### GOAL
Extract the whole listing as it stands. Do not include the pictures.

### EXERCISE INPUT
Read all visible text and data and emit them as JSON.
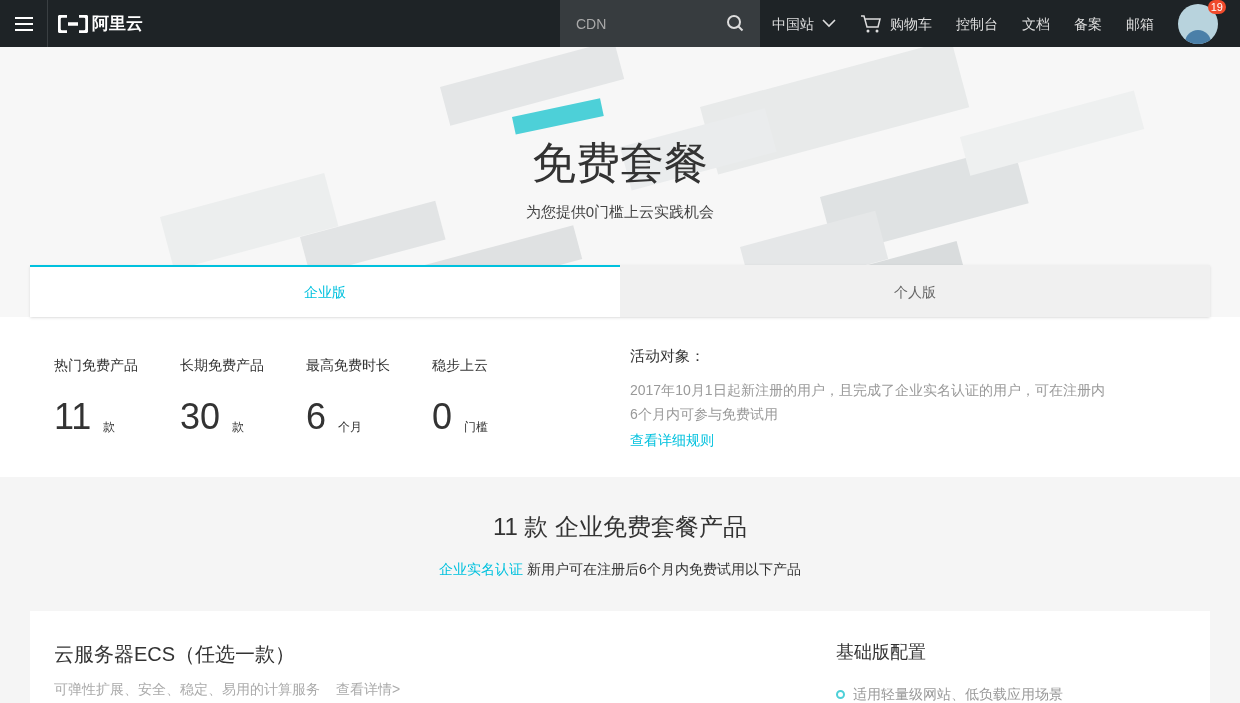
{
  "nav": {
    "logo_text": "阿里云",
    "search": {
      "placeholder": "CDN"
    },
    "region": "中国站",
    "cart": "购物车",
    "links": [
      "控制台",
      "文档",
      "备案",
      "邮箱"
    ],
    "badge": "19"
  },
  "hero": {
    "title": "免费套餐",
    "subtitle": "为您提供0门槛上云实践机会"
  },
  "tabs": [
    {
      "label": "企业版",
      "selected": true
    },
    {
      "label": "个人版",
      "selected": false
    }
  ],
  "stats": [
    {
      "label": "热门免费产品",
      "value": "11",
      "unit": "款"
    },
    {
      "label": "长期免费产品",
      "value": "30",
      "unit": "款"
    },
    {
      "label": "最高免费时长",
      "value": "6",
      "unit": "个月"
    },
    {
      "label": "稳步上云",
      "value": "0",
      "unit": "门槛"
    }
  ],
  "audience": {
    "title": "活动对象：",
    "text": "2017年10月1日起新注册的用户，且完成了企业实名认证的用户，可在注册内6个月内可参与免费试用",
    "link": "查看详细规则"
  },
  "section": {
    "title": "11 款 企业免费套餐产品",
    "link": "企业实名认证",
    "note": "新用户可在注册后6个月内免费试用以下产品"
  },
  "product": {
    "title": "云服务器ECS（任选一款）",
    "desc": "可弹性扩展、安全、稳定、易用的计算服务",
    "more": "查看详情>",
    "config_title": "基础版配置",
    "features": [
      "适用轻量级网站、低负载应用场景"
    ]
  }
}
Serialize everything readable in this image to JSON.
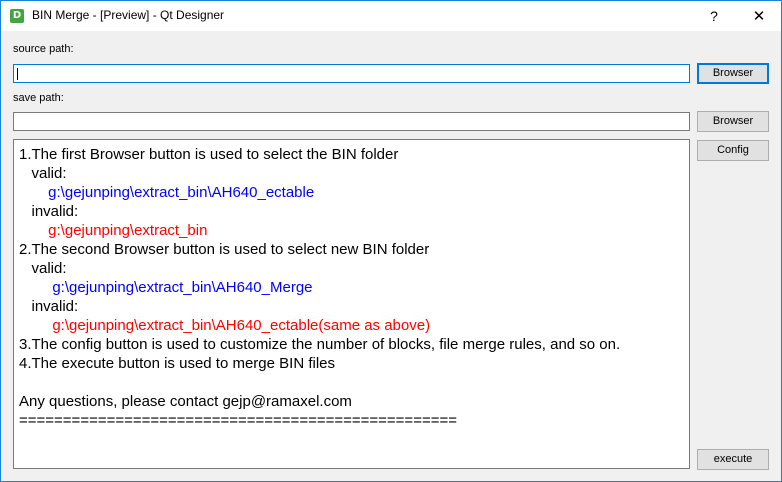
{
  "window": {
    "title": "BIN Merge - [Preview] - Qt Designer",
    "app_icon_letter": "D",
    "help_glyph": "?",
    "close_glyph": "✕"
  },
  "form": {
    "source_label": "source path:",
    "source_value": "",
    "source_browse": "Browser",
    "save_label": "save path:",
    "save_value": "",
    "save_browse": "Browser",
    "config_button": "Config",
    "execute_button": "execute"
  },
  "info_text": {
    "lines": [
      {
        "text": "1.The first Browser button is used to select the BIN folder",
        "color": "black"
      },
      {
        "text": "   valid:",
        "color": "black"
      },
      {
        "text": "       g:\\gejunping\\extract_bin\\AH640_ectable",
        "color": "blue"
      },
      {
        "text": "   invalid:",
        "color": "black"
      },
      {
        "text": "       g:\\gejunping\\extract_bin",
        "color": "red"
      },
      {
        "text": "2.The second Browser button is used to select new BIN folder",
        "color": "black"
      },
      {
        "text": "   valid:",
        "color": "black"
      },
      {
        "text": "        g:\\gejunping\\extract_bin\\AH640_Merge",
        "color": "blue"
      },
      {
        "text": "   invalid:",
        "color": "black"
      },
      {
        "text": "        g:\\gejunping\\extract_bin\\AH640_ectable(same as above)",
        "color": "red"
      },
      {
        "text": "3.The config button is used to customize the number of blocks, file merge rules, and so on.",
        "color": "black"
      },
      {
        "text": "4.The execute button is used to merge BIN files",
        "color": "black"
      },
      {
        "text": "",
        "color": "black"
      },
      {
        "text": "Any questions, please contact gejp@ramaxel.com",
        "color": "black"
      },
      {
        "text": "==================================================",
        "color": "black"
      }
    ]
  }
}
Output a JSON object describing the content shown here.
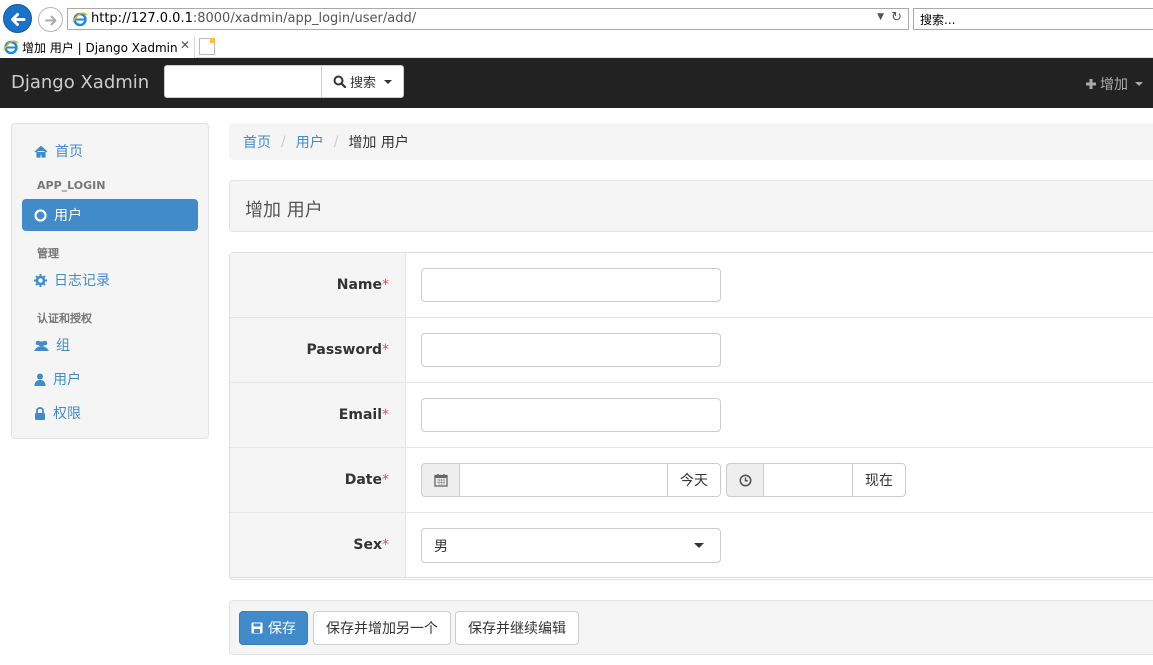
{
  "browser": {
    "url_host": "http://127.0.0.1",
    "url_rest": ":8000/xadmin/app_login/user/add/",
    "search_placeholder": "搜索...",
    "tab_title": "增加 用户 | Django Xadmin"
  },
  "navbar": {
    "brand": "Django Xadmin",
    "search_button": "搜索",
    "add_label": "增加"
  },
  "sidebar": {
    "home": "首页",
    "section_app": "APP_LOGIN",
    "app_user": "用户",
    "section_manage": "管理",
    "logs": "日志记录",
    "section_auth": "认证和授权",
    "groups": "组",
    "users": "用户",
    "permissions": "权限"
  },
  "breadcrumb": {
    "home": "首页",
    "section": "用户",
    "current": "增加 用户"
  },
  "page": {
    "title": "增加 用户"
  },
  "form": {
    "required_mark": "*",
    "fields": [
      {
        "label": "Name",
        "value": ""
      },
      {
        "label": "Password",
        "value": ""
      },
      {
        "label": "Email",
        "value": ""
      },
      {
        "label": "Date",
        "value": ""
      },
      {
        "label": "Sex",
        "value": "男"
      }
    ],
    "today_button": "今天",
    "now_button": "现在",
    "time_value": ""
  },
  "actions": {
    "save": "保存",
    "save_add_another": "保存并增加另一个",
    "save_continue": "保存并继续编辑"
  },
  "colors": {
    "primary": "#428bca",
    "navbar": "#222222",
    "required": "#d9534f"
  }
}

### SOLUTION FOR THIS TASK
Read all visible text and data and emit them as JSON.
{
  "nav": {
    "logo_text": "阿里云",
    "search": {
      "placeholder": "CDN"
    },
    "region": "中国站",
    "cart": "购物车",
    "links": [
      "控制台",
      "文档",
      "备案",
      "邮箱"
    ],
    "badge": "19"
  },
  "hero": {
    "title": "免费套餐",
    "subtitle": "为您提供0门槛上云实践机会"
  },
  "tabs": [
    {
      "label": "企业版",
      "selected": true
    },
    {
      "label": "个人版",
      "selected": false
    }
  ],
  "stats": [
    {
      "label": "热门免费产品",
      "value": "11",
      "unit": "款"
    },
    {
      "label": "长期免费产品",
      "value": "30",
      "unit": "款"
    },
    {
      "label": "最高免费时长",
      "value": "6",
      "unit": "个月"
    },
    {
      "label": "稳步上云",
      "value": "0",
      "unit": "门槛"
    }
  ],
  "audience": {
    "title": "活动对象：",
    "text": "2017年10月1日起新注册的用户，且完成了企业实名认证的用户，可在注册内6个月内可参与免费试用",
    "link": "查看详细规则"
  },
  "section": {
    "title": "11 款 企业免费套餐产品",
    "link": "企业实名认证",
    "note": "新用户可在注册后6个月内免费试用以下产品"
  },
  "product": {
    "title": "云服务器ECS（任选一款）",
    "desc": "可弹性扩展、安全、稳定、易用的计算服务",
    "more": "查看详情>",
    "config_title": "基础版配置",
    "features": [
      "适用轻量级网站、低负载应用场景"
    ]
  }
}
Serialize everything readable in this image to JSON.
{
  "window": {
    "title": "BIN Merge - [Preview] - Qt Designer",
    "app_icon_letter": "D",
    "help_glyph": "?",
    "close_glyph": "✕"
  },
  "form": {
    "source_label": "source path:",
    "source_value": "",
    "source_browse": "Browser",
    "save_label": "save path:",
    "save_value": "",
    "save_browse": "Browser",
    "config_button": "Config",
    "execute_button": "execute"
  },
  "info_text": {
    "lines": [
      {
        "text": "1.The first Browser button is used to select the BIN folder",
        "color": "black"
      },
      {
        "text": "   valid:",
        "color": "black"
      },
      {
        "text": "       g:\\gejunping\\extract_bin\\AH640_ectable",
        "color": "blue"
      },
      {
        "text": "   invalid:",
        "color": "black"
      },
      {
        "text": "       g:\\gejunping\\extract_bin",
        "color": "red"
      },
      {
        "text": "2.The second Browser button is used to select new BIN folder",
        "color": "black"
      },
      {
        "text": "   valid:",
        "color": "black"
      },
      {
        "text": "        g:\\gejunping\\extract_bin\\AH640_Merge",
        "color": "blue"
      },
      {
        "text": "   invalid:",
        "color": "black"
      },
      {
        "text": "        g:\\gejunping\\extract_bin\\AH640_ectable(same as above)",
        "color": "red"
      },
      {
        "text": "3.The config button is used to customize the number of blocks, file merge rules, and so on.",
        "color": "black"
      },
      {
        "text": "4.The execute button is used to merge BIN files",
        "color": "black"
      },
      {
        "text": "",
        "color": "black"
      },
      {
        "text": "Any questions, please contact gejp@ramaxel.com",
        "color": "black"
      },
      {
        "text": "==================================================",
        "color": "black"
      }
    ]
  }
}
Output a JSON object describing the content shown here.
{
  "browser": {
    "url_host": "http://127.0.0.1",
    "url_rest": ":8000/xadmin/app_login/user/add/",
    "search_placeholder": "搜索...",
    "tab_title": "增加 用户 | Django Xadmin"
  },
  "navbar": {
    "brand": "Django Xadmin",
    "search_button": "搜索",
    "add_label": "增加"
  },
  "sidebar": {
    "home": "首页",
    "section_app": "APP_LOGIN",
    "app_user": "用户",
    "section_manage": "管理",
    "logs": "日志记录",
    "section_auth": "认证和授权",
    "groups": "组",
    "users": "用户",
    "permissions": "权限"
  },
  "breadcrumb": {
    "home": "首页",
    "section": "用户",
    "current": "增加 用户"
  },
  "page": {
    "title": "增加 用户"
  },
  "form": {
    "required_mark": "*",
    "fields": [
      {
        "label": "Name",
        "value": ""
      },
      {
        "label": "Password",
        "value": ""
      },
      {
        "label": "Email",
        "value": ""
      },
      {
        "label": "Date",
        "value": ""
      },
      {
        "label": "Sex",
        "value": "男"
      }
    ],
    "today_button": "今天",
    "now_button": "现在",
    "time_value": ""
  },
  "actions": {
    "save": "保存",
    "save_add_another": "保存并增加另一个",
    "save_continue": "保存并继续编辑"
  },
  "colors": {
    "primary": "#428bca",
    "navbar": "#222222",
    "required": "#d9534f"
  }
}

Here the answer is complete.